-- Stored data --
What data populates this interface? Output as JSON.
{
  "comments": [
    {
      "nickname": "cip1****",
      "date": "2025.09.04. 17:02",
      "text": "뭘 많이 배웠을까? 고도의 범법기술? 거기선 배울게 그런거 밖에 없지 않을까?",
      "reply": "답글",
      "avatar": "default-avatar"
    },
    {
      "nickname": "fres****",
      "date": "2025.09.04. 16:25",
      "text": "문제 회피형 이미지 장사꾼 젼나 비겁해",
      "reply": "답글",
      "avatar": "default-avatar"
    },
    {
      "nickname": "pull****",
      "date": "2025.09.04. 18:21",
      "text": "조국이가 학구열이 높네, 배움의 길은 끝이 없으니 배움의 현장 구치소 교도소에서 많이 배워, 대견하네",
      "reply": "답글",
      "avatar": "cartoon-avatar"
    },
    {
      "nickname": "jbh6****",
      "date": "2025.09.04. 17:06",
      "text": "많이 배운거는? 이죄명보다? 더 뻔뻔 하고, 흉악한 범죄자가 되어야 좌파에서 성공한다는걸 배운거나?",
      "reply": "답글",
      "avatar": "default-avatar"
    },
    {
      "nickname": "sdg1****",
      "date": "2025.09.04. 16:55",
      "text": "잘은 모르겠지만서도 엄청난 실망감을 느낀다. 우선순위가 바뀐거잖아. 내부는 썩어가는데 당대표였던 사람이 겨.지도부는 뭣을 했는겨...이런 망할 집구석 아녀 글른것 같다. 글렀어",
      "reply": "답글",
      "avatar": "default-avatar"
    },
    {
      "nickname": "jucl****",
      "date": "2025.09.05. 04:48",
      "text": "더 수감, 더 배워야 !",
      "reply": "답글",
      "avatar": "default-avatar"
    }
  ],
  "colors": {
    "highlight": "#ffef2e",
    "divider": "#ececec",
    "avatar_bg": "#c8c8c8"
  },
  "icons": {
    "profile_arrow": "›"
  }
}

-- TASK BRIEF --
Set down the listing in full, keeping every word exactly as it is.

-- TASK SOLUTION --
What data populates this interface? Output as JSON.
{
  "comments": [
    {
      "nickname": "cip1****",
      "date": "2025.09.04. 17:02",
      "text": "뭘 많이 배웠을까? 고도의 범법기술? 거기선 배울게 그런거 밖에 없지 않을까?",
      "reply": "답글",
      "avatar": "default-avatar"
    },
    {
      "nickname": "fres****",
      "date": "2025.09.04. 16:25",
      "text": "문제 회피형 이미지 장사꾼 젼나 비겁해",
      "reply": "답글",
      "avatar": "default-avatar"
    },
    {
      "nickname": "pull****",
      "date": "2025.09.04. 18:21",
      "text": "조국이가 학구열이 높네, 배움의 길은 끝이 없으니 배움의 현장 구치소 교도소에서 많이 배워, 대견하네",
      "reply": "답글",
      "avatar": "cartoon-avatar"
    },
    {
      "nickname": "jbh6****",
      "date": "2025.09.04. 17:06",
      "text": "많이 배운거는? 이죄명보다? 더 뻔뻔 하고, 흉악한 범죄자가 되어야 좌파에서 성공한다는걸 배운거나?",
      "reply": "답글",
      "avatar": "default-avatar"
    },
    {
      "nickname": "sdg1****",
      "date": "2025.09.04. 16:55",
      "text": "잘은 모르겠지만서도 엄청난 실망감을 느낀다. 우선순위가 바뀐거잖아. 내부는 썩어가는데 당대표였던 사람이 겨.지도부는 뭣을 했는겨...이런 망할 집구석 아녀 글른것 같다. 글렀어",
      "reply": "답글",
      "avatar": "default-avatar"
    },
    {
      "nickname": "jucl****",
      "date": "2025.09.05. 04:48",
      "text": "더 수감, 더 배워야 !",
      "reply": "답글",
      "avatar": "default-avatar"
    }
  ],
  "colors": {
    "highlight": "#ffef2e",
    "divider": "#ececec",
    "avatar_bg": "#c8c8c8"
  },
  "icons": {
    "profile_arrow": "›"
  }
}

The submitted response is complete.